-------- READING TEXT

Oireachtas Joint and Select Committees
Wednesday, 11 June 2025
Select Committee on Finance, Public Expenditure, Public Service Reform and Digitalisation, and Taoiseach
Statute Law Revision Bill 2024: Committee Stage
2:00 am
Emer Higgins (Dublin Mid West, Fine Gael)
I congratulate the Cathaoirleach on her appointment as committee Chair, all of the new TDs who have been appointed to this committee, and those who bring much experience with them, which I hope we can work and learn together from.
I am pleased to bring the Statute Law Revision Bill, SLRB, 2024 to the committee. The Bill was introduced in the Seanad on 23 October 2024. It passed Report and Final Stages on 6 March 2025. On 26 March, the Bill passed Second Stage in Dáil Éireann.
The SLRB 2024 is the latest in a long series of measures that have been enacted to modernise and improve public accessibility of the Statute Book and secondary legislation. It is vital that laws and regulations in Ireland be fit for purpose and regularly reviewed and updated. The statute law revision programme is Ireland’s national programme to identify and remove obsolete and spent primary and secondary legislation from the Statute Book. The purpose of the programme is to repeal legislation that has ceased to be in force due to change of circumstances or the passage of time and legislation that, while technically in force, is no longer of relevance in practice. There has been a particular need for such revision in Ireland because our unique legislative past has left us with a complex stock of legislation, with enactments from the Parliaments of Ireland, England, Great Britain and the United Kingdom as well as our own Oireachtas.
The statute law revision programme is already responsible for six distinct but complementary Statute Law Revision Acts between 2005 and 2015, which have successfully repealed all obsolete primary legislation enacted prior to Independence and, in addition, have revoked all obsolete secondary legislation made up to 1 January 1821. To date, more than 100,000 pieces of legislation and secondary instruments have been reviewed and either expressly or implicitly repealed under the programme. This Bill, when enacted, and the six previous Statute Law Revision Acts will collectively be the most extensive set of repealing measures in the history of this State and the most extensive set of statute law revision measures ever enacted anywhere in the world. I thank all of those who have breathed life, blood, sweat and tears into this over the past number of years. It has been a mammoth task.

----------------

■ **WHAT YOU WILL DO**:
a – Answer these questions about the Statute Law Revision Bill debate, one answer per line:
(i) On what date was the Bill introduced in the Seanad?
(ii) How many Statute Law Revision Acts were enacted between 2005 and 2015?
(iii) Up to what date has all obsolete secondary legislation been revoked?
b – Can you pick up the Statute Law Revision Bill debate after its last sentence and carry the speech forward?
The material after this point comes from a separate source.

-------- PROVIDED DATA

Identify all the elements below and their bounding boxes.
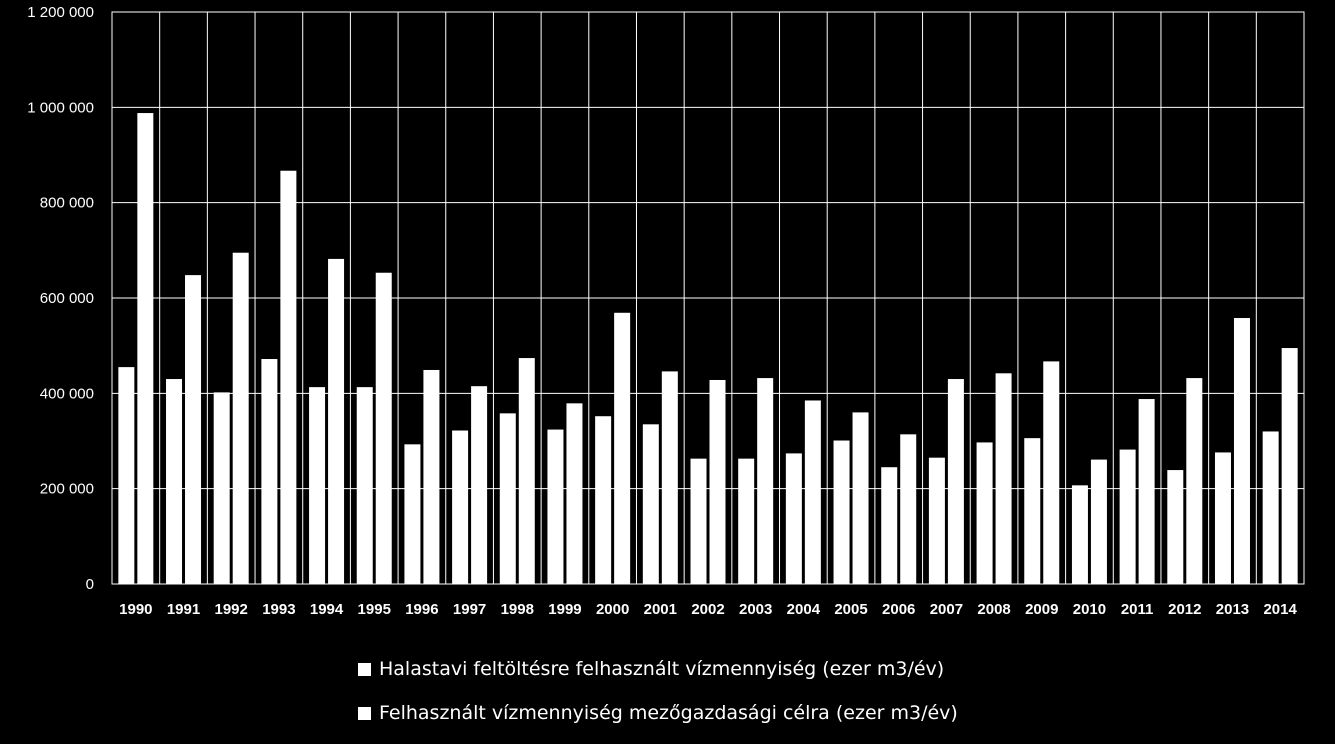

----------------

■ **OUTPUTS BY TASK**:
a –
(i) 23 October 2024
(ii) Six
(iii) 1 January 1821

b –
The benefits of statute law revision are well documented and include: the creation of certainty as to which laws remain in force; the modernisation of the Statute Book; the enhancement of public accessibility to the Statute Book; and the codification or consolidation of the statute law of the State.
It is in the public interest to proceed with this Bill because the proposals will assist in reducing the regulatory burden for businesses, industry and citizens by simplifying the complex stock of legislation currently on the Statute Book. They will also help provide legal clarity. The importance of simplifying this complex stock was noted with approval by the OECD review, entitled "Better Regulation in Europe: Ireland 2010", which reported that initiatives such as the Statute Law Revision Acts were impressive efforts to address the challenge and improve accessibility.
The principal purpose of the SLRB 2024 is to repeal spent and obsolete secondary instruments enacted on or after 1 January 1821 and before 1 January 1861. This Bill will also repeal those instruments enacted before 1 January 1821 that are still in force and were not repealed by the Statute Law Revision Act 2015. The process leading to the Bill involved a review, carried out by the Law Reform Commission and sponsored by this Department, of more than 40,000 secondary instruments to ascertain if they were obsolete or were to be repealed or retained. Of those, more than 3,000 will be repealed by the Bill, and they are listed in Schedule 2.
Schedule 1 lists the specific instruments that are to be retained. Schedule 2, as I said, lists the instruments identified in the course of the review as appropriate for repeal at this stage because they have ceased to be relevant or have become unnecessary. The instruments listed in the Schedules were reviewed in a public consultation led by the Law Reform Commission.
Many of these instruments offer remarkable insight into the social and administrative fabric of earlier times. For example, the Bill revokes hundreds of proclamations issued on a county-by-county basis. When we had this discussion in the Dáil, many TDs went back and looked at their constituencies and what was relevant. It was fascinating to hear all of those historical facts in the Dáil. There were 426 proclamations, with Tipperary having the highest number, reflecting perhaps the social unrest and particular administrative challenges of that region at the time. Dublin had 71 proclamations, which often addressed highly localised and time-specific matters – things like the control of livestock and public safety – that are not relevant in the modern era. One particularly striking example was a proclamation prescribing the exact form of a prayer to be used during the Great Famine. It is a reminder of the strong overlap between civil governance and religious practice that existed in the 19th century.
The Bill contains more than 2,500 proclamations on things like offering rewards for apprehending suspected criminals, and they are things we will be revoking. While many of these criminal offences remain recognisable today, the period also saw several distinctive forms of criminal activity. Instruments included proclamations regulating the breaking of eggs, the burning of cowsheds, beatings with nettles and the posting of threatening notices with regard to land, votes and potatoes, matters that would now be dealt with through entirely different regulatory channels. These examples, some solemn and some curious, demonstrate just how specific and context-bound much of our historical delegated legislation was. Now, they appear quaint or obscure in certain circumstances, and their continued presence on the Statute Book creates unnecessary complexity when it comes to our laws.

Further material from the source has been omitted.